*Challenge:* Repeat every line of the listing below exactly, minus the pictures.

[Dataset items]
:::::

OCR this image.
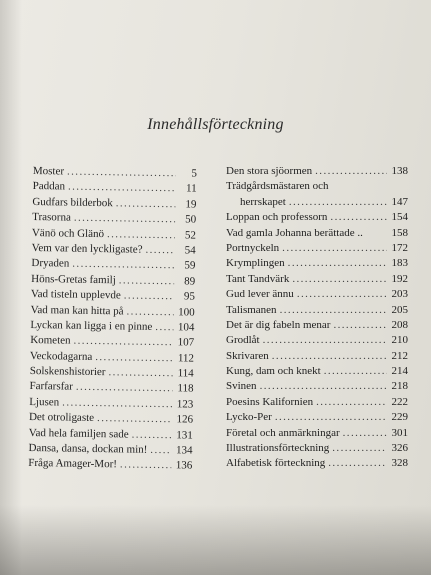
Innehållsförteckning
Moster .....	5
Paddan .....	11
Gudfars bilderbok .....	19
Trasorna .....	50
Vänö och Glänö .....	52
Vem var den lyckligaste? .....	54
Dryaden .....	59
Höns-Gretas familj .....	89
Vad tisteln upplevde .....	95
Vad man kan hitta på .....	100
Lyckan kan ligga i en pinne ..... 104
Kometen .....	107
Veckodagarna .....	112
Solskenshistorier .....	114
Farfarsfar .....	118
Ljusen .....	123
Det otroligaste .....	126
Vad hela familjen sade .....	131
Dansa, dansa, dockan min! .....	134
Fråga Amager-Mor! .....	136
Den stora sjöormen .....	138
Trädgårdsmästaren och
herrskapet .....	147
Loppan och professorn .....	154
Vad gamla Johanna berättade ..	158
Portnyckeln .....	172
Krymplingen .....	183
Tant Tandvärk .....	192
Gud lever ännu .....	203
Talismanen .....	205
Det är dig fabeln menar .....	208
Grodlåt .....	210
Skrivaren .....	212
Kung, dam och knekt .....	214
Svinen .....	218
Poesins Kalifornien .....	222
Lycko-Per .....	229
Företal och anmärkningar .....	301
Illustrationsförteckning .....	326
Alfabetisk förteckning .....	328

:::::

*Solved exercise:*
OCR this image.
Innehållsförteckning
Moster .....	5
Paddan .....	11
Gudfars bilderbok .....	19
Trasorna .....	50
Vänö och Glänö .....	52
Vem var den lyckligaste? .....	54
Dryaden .....	59
Höns-Gretas familj .....	89
Vad tisteln upplevde .....	95
Vad man kan hitta på .....	100
Lyckan kan ligga i en pinne ..... 104
Kometen .....	107
Veckodagarna .....	112
Solskenshistorier .....	114
Farfarsfar .....	118
Ljusen .....	123
Det otroligaste .....	126
Vad hela familjen sade .....	131
Dansa, dansa, dockan min! .....	134
Fråga Amager-Mor! .....	136
Den stora sjöormen .....	138
Trädgårdsmästaren och
herrskapet .....	147
Loppan och professorn .....	154
Vad gamla Johanna berättade ..	158
Portnyckeln .....	172
Krymplingen .....	183
Tant Tandvärk .....	192
Gud lever ännu .....	203
Talismanen .....	205
Det är dig fabeln menar .....	208
Grodlåt .....	210
Skrivaren .....	212
Kung, dam och knekt .....	214
Svinen .....	218
Poesins Kalifornien .....	222
Lycko-Per .....	229
Företal och anmärkningar .....	301
Illustrationsförteckning .....	326
Alfabetisk förteckning .....	328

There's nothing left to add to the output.